INSTRUCTIONS FOR THE TASK: Copy out each line of the entries below in which the string "JSON" appears.

[PROVIDED MATERIAL — start]

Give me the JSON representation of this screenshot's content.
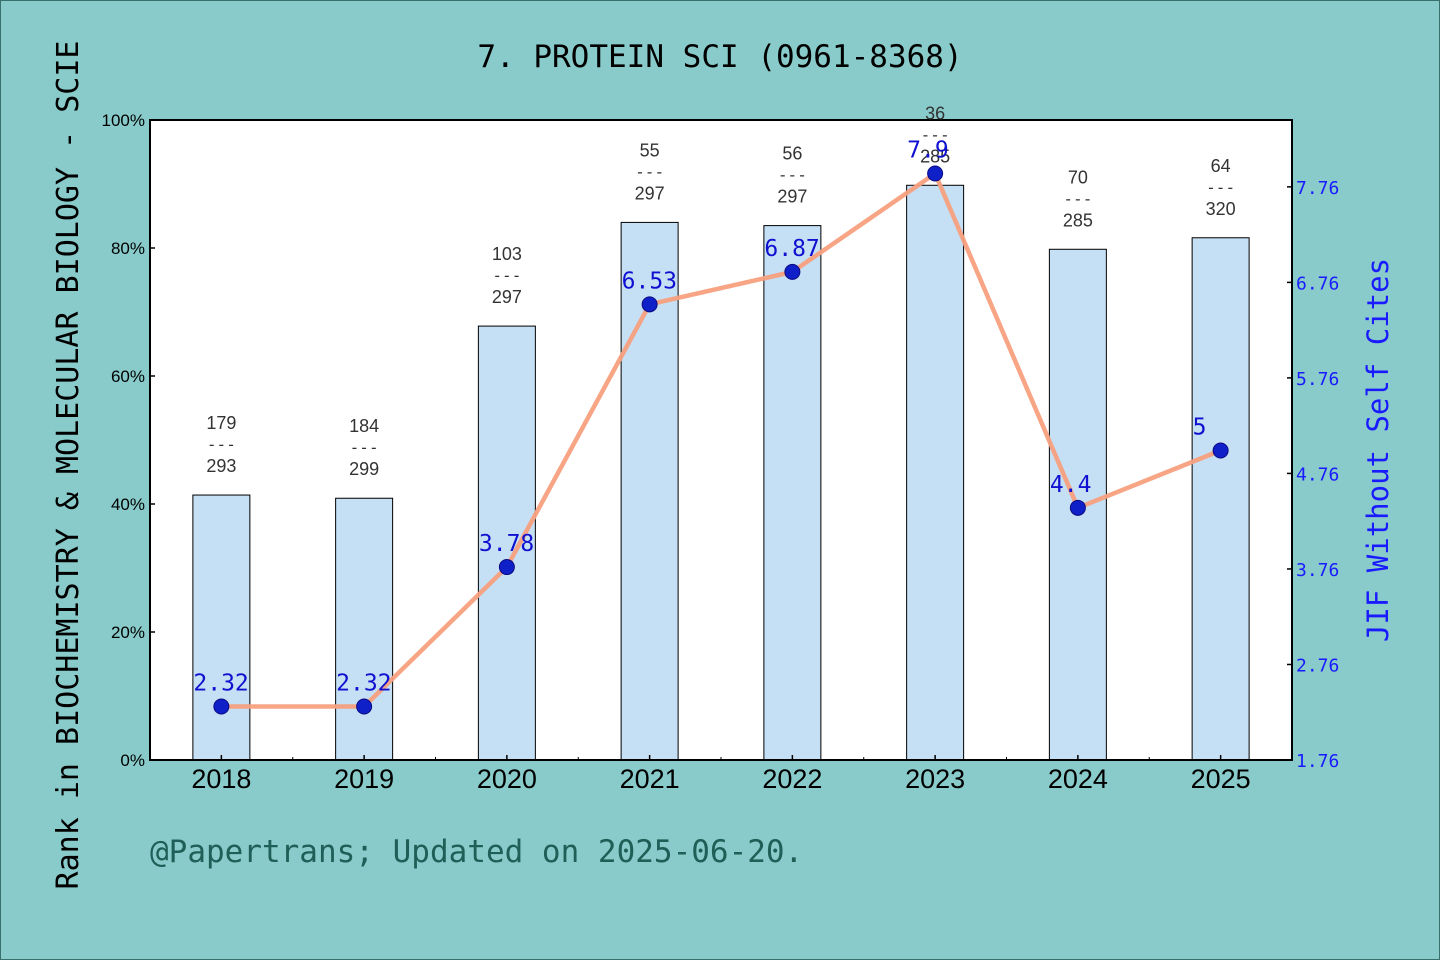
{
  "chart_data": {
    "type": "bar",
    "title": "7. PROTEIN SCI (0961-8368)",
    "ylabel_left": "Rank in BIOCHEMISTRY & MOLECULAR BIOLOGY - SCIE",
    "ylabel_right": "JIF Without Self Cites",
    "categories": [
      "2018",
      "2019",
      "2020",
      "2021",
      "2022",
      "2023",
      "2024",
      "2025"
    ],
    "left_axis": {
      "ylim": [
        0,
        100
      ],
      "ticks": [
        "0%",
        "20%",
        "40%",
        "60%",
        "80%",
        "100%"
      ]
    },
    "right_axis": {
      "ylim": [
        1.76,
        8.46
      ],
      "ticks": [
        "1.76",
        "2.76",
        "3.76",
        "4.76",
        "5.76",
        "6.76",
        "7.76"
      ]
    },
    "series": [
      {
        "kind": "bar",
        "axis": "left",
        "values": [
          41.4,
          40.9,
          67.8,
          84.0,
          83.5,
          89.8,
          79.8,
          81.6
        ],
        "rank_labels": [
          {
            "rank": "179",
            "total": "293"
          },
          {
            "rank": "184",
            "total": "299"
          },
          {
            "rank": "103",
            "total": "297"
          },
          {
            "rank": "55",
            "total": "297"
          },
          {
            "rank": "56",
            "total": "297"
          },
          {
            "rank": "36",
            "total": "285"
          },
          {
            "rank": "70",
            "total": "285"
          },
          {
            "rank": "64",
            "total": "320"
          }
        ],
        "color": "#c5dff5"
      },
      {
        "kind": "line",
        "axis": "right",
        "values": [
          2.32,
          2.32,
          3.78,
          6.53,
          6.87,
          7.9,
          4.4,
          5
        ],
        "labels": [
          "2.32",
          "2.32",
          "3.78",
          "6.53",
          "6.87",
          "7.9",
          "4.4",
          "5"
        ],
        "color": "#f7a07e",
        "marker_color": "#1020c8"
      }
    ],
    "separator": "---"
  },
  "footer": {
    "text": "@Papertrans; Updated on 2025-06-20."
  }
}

[PROVIDED MATERIAL — finish]
[PROVIDED MATERIAL — start]

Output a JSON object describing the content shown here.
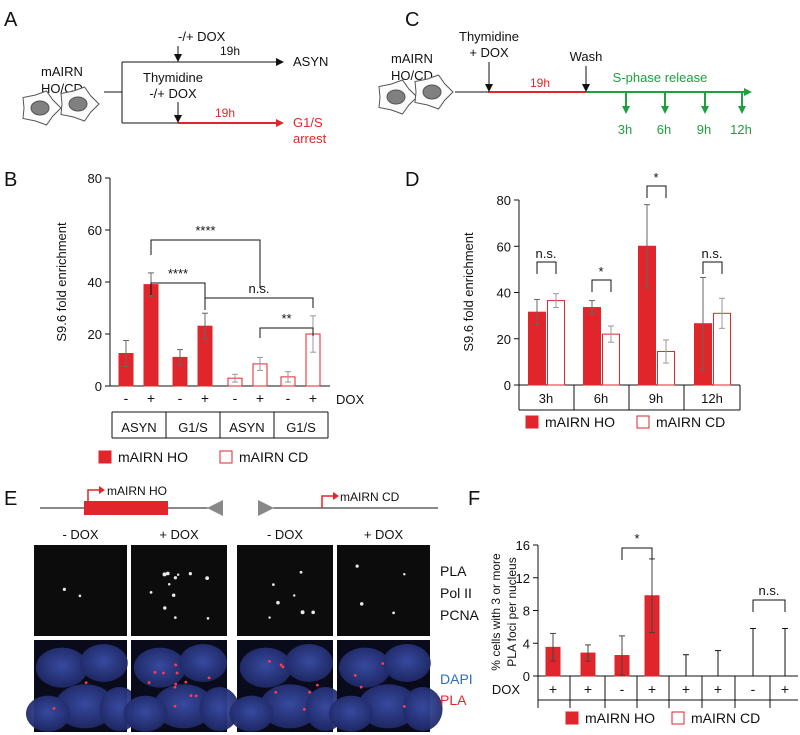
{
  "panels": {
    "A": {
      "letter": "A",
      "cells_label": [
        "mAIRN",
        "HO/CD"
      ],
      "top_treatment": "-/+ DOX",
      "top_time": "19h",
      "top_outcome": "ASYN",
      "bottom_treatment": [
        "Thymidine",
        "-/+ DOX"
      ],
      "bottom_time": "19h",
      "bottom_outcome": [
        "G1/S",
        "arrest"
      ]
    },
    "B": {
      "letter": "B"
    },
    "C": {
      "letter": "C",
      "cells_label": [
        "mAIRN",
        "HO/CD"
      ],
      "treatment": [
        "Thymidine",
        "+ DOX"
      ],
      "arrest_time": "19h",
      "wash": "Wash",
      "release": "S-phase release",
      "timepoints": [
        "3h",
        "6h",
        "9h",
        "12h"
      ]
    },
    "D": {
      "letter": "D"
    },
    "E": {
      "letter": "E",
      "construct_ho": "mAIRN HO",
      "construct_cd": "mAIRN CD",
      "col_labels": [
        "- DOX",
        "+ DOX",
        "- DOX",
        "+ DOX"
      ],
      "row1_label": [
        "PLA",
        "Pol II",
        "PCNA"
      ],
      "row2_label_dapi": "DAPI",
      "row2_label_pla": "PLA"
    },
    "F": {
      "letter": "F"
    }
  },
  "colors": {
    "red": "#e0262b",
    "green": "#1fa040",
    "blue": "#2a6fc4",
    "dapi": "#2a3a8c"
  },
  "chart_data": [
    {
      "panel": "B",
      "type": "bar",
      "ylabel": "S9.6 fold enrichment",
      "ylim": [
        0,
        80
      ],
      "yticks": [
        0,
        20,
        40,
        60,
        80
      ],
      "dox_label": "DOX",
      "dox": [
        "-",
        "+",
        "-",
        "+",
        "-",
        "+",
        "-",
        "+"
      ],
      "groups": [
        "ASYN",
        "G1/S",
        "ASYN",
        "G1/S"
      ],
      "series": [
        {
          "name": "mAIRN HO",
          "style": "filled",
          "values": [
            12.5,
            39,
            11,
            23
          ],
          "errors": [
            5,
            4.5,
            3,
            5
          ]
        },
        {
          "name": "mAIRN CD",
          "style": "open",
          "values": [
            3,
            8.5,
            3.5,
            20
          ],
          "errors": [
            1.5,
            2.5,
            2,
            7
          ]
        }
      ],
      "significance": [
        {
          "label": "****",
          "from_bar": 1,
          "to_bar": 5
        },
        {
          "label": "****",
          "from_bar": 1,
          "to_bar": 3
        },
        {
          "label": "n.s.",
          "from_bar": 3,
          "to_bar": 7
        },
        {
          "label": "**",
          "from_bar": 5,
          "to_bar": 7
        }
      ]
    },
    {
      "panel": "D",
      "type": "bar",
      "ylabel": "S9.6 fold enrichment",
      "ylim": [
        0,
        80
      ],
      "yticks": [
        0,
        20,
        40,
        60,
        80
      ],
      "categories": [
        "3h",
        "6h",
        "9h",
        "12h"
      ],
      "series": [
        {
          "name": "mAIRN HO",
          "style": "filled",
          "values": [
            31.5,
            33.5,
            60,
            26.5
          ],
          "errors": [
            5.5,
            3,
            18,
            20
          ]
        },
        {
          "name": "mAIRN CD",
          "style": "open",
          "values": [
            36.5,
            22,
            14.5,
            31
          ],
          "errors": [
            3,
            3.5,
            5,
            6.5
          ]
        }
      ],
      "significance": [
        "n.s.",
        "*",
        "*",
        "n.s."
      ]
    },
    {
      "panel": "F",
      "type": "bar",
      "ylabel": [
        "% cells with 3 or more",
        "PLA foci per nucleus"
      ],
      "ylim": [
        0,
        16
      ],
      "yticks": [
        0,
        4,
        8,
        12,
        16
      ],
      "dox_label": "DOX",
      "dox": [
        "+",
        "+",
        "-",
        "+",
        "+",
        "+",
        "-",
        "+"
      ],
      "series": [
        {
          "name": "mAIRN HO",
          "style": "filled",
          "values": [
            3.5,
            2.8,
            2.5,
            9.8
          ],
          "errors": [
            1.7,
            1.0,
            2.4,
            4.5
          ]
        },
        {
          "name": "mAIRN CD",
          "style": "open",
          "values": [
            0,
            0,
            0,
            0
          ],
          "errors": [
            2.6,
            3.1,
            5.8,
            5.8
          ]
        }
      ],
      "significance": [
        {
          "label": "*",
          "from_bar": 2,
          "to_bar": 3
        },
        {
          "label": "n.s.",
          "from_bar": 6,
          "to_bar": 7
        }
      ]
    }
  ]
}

[PROVIDED MATERIAL — finish]

EXERCISE ANSWER:
Give me the JSON representation of this screenshot's content.
Output a JSON object describing the content shown here.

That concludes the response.